• _Your task_
Each record is to be transcribed exactly.

• _Dataset records_
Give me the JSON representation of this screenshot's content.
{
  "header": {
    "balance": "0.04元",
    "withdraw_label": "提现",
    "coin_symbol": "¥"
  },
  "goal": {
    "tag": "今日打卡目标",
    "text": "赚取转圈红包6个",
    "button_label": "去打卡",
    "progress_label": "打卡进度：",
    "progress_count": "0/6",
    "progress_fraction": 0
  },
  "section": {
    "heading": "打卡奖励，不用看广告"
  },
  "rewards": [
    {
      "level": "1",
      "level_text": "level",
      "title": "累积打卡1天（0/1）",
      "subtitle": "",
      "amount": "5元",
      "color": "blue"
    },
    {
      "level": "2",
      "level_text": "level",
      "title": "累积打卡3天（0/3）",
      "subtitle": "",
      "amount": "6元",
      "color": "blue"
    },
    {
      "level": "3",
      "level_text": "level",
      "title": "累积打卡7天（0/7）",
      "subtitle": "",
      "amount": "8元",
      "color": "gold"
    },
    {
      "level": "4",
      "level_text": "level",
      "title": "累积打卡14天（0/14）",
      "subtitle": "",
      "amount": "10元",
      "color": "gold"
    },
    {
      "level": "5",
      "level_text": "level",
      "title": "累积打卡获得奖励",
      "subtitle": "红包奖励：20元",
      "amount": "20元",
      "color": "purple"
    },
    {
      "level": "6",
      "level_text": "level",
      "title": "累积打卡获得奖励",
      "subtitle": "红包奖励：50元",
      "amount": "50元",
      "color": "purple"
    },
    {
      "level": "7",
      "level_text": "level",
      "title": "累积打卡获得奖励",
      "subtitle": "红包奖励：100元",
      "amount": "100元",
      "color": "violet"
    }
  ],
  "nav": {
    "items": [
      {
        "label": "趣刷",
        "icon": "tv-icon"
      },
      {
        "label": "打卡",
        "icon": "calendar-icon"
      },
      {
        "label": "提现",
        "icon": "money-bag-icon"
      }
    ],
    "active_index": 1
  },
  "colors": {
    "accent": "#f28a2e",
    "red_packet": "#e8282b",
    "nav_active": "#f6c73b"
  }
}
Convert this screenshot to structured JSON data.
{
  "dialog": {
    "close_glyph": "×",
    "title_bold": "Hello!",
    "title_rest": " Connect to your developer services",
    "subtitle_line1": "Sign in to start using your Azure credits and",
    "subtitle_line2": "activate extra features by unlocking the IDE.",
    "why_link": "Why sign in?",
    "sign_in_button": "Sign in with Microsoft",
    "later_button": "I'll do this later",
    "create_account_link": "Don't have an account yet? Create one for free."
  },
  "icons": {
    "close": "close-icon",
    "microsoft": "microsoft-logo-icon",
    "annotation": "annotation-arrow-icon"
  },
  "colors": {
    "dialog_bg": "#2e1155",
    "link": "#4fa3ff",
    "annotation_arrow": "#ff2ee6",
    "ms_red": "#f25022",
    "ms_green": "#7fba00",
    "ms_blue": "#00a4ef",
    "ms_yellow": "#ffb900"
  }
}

• _Completed exercise_
Give me the JSON representation of this screenshot's content.
{
  "header": {
    "balance": "0.04元",
    "withdraw_label": "提现",
    "coin_symbol": "¥"
  },
  "goal": {
    "tag": "今日打卡目标",
    "text": "赚取转圈红包6个",
    "button_label": "去打卡",
    "progress_label": "打卡进度：",
    "progress_count": "0/6",
    "progress_fraction": 0
  },
  "section": {
    "heading": "打卡奖励，不用看广告"
  },
  "rewards": [
    {
      "level": "1",
      "level_text": "level",
      "title": "累积打卡1天（0/1）",
      "subtitle": "",
      "amount": "5元",
      "color": "blue"
    },
    {
      "level": "2",
      "level_text": "level",
      "title": "累积打卡3天（0/3）",
      "subtitle": "",
      "amount": "6元",
      "color": "blue"
    },
    {
      "level": "3",
      "level_text": "level",
      "title": "累积打卡7天（0/7）",
      "subtitle": "",
      "amount": "8元",
      "color": "gold"
    },
    {
      "level": "4",
      "level_text": "level",
      "title": "累积打卡14天（0/14）",
      "subtitle": "",
      "amount": "10元",
      "color": "gold"
    },
    {
      "level": "5",
      "level_text": "level",
      "title": "累积打卡获得奖励",
      "subtitle": "红包奖励：20元",
      "amount": "20元",
      "color": "purple"
    },
    {
      "level": "6",
      "level_text": "level",
      "title": "累积打卡获得奖励",
      "subtitle": "红包奖励：50元",
      "amount": "50元",
      "color": "purple"
    },
    {
      "level": "7",
      "level_text": "level",
      "title": "累积打卡获得奖励",
      "subtitle": "红包奖励：100元",
      "amount": "100元",
      "color": "violet"
    }
  ],
  "nav": {
    "items": [
      {
        "label": "趣刷",
        "icon": "tv-icon"
      },
      {
        "label": "打卡",
        "icon": "calendar-icon"
      },
      {
        "label": "提现",
        "icon": "money-bag-icon"
      }
    ],
    "active_index": 1
  },
  "colors": {
    "accent": "#f28a2e",
    "red_packet": "#e8282b",
    "nav_active": "#f6c73b"
  }
}
Convert this screenshot to structured JSON data.
{
  "dialog": {
    "close_glyph": "×",
    "title_bold": "Hello!",
    "title_rest": " Connect to your developer services",
    "subtitle_line1": "Sign in to start using your Azure credits and",
    "subtitle_line2": "activate extra features by unlocking the IDE.",
    "why_link": "Why sign in?",
    "sign_in_button": "Sign in with Microsoft",
    "later_button": "I'll do this later",
    "create_account_link": "Don't have an account yet? Create one for free."
  },
  "icons": {
    "close": "close-icon",
    "microsoft": "microsoft-logo-icon",
    "annotation": "annotation-arrow-icon"
  },
  "colors": {
    "dialog_bg": "#2e1155",
    "link": "#4fa3ff",
    "annotation_arrow": "#ff2ee6",
    "ms_red": "#f25022",
    "ms_green": "#7fba00",
    "ms_blue": "#00a4ef",
    "ms_yellow": "#ffb900"
  }
}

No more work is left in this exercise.